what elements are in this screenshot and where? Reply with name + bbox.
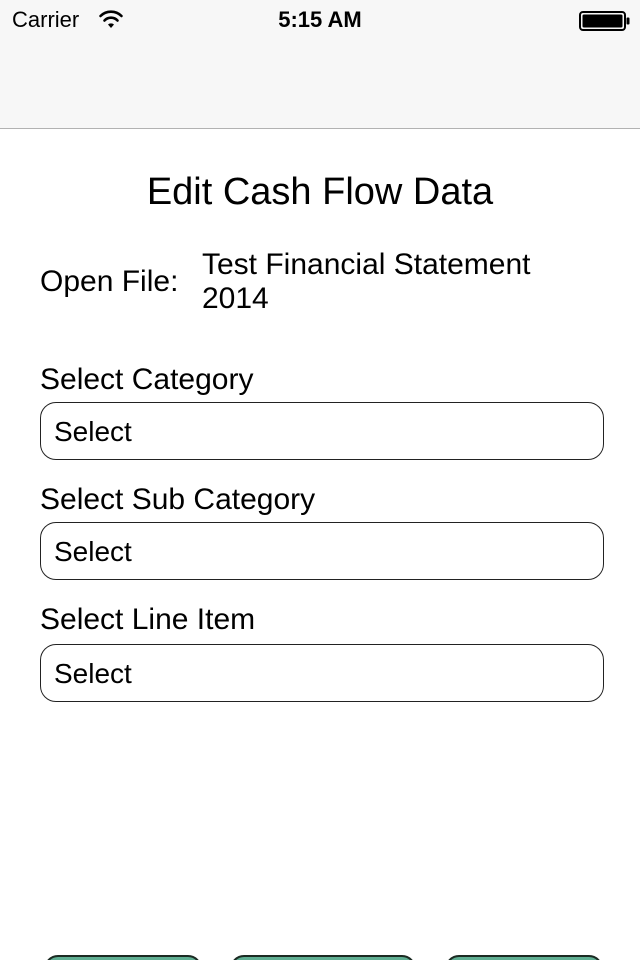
battery-icon (579, 11, 631, 31)
open-file-value: Test Financial Statement 2014 (202, 248, 531, 315)
line-item-label: Select Line Item (40, 603, 256, 636)
sub-category-label: Select Sub Category (40, 483, 316, 516)
sub-category-select[interactable]: Select (40, 522, 604, 580)
navigation-bar: Carrier 5:15 AM (0, 0, 640, 129)
category-label: Select Category (40, 363, 254, 396)
category-select[interactable]: Select (40, 402, 604, 460)
line-item-select-value: Select (54, 658, 132, 689)
bottom-button-left[interactable] (44, 955, 202, 960)
screen: Carrier 5:15 AM Edit Cash Flow Data Open… (0, 0, 640, 960)
bottom-button-right[interactable] (445, 955, 603, 960)
category-select-value: Select (54, 416, 132, 447)
bottom-button-center[interactable] (230, 955, 416, 960)
page-title: Edit Cash Flow Data (146, 171, 494, 213)
line-item-select[interactable]: Select (40, 644, 604, 702)
sub-category-select-value: Select (54, 536, 132, 567)
status-time: 5:15 AM (278, 7, 362, 32)
open-file-label: Open File: (40, 265, 179, 298)
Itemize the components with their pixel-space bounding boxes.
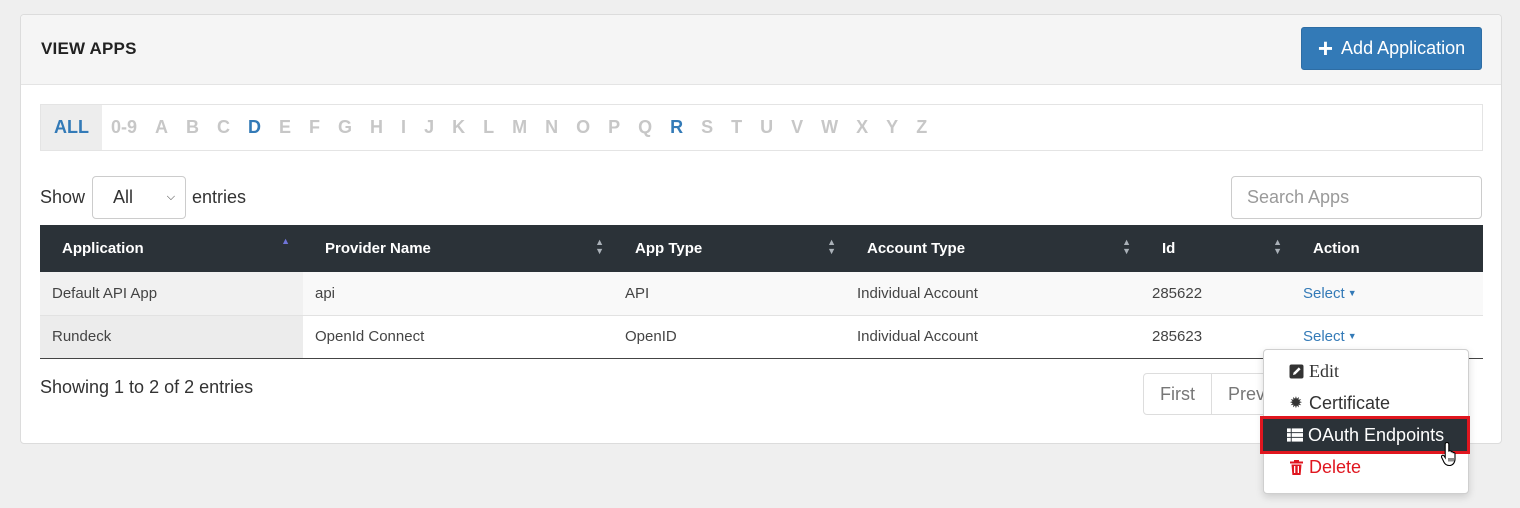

++++++

Aim: Please identify every line in the rows above that contains the string "category", and copy each of those lines in full.

Answer below:
sub-category-label: Select Sub Category (40, 483, 316, 516)
sub-category-select[interactable]: Select (40, 522, 604, 580)
category-label: Select Category (40, 363, 254, 396)
category-select[interactable]: Select (40, 402, 604, 460)
category-select-value: Select (54, 416, 132, 447)
sub-category-select-value: Select (54, 536, 132, 567)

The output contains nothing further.